─── GIVEN INFORMATION ───

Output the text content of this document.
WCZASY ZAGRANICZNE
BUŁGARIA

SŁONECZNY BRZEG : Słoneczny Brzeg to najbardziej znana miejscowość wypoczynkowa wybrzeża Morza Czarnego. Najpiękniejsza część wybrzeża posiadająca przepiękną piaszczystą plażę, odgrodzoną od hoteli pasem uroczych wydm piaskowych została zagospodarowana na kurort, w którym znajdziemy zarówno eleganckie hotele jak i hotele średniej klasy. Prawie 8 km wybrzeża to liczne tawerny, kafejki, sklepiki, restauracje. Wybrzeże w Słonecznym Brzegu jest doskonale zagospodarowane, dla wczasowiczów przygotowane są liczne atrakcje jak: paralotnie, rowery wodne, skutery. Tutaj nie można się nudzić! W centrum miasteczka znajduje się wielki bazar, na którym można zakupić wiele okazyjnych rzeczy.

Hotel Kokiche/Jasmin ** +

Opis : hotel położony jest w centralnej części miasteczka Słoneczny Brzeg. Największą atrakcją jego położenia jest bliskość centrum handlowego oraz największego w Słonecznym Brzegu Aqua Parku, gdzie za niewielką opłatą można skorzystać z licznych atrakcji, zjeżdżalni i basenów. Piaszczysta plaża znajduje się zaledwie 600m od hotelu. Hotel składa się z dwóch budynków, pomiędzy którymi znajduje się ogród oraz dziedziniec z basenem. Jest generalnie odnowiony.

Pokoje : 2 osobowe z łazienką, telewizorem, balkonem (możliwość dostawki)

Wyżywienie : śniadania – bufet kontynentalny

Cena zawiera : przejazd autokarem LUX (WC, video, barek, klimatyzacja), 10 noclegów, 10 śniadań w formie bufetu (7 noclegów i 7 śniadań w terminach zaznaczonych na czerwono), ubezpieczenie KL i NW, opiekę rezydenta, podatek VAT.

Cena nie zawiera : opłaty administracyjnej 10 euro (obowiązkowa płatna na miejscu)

───

* WHAT TO DO *
Output each entry precisely as given.

* THE RESPONSE *
Output the text content of this document.
WCZASY ZAGRANICZNE
BUŁGARIA

SŁONECZNY BRZEG : Słoneczny Brzeg to najbardziej znana miejscowość wypoczynkowa wybrzeża Morza Czarnego. Najpiękniejsza część wybrzeża posiadająca przepiękną piaszczystą plażę, odgrodzoną od hoteli pasem uroczych wydm piaskowych została zagospodarowana na kurort, w którym znajdziemy zarówno eleganckie hotele jak i hotele średniej klasy. Prawie 8 km wybrzeża to liczne tawerny, kafejki, sklepiki, restauracje. Wybrzeże w Słonecznym Brzegu jest doskonale zagospodarowane, dla wczasowiczów przygotowane są liczne atrakcje jak: paralotnie, rowery wodne, skutery. Tutaj nie można się nudzić! W centrum miasteczka znajduje się wielki bazar, na którym można zakupić wiele okazyjnych rzeczy.

Hotel Kokiche/Jasmin ** +

Opis : hotel położony jest w centralnej części miasteczka Słoneczny Brzeg. Największą atrakcją jego położenia jest bliskość centrum handlowego oraz największego w Słonecznym Brzegu Aqua Parku, gdzie za niewielką opłatą można skorzystać z licznych atrakcji, zjeżdżalni i basenów. Piaszczysta plaża znajduje się zaledwie 600m od hotelu. Hotel składa się z dwóch budynków, pomiędzy którymi znajduje się ogród oraz dziedziniec z basenem. Jest generalnie odnowiony.

Pokoje : 2 osobowe z łazienką, telewizorem, balkonem (możliwość dostawki)

Wyżywienie : śniadania – bufet kontynentalny

Cena zawiera : przejazd autokarem LUX (WC, video, barek, klimatyzacja), 10 noclegów, 10 śniadań w formie bufetu (7 noclegów i 7 śniadań w terminach zaznaczonych na czerwono), ubezpieczenie KL i NW, opiekę rezydenta, podatek VAT.

Cena nie zawiera : opłaty administracyjnej 10 euro (obowiązkowa płatna na miejscu)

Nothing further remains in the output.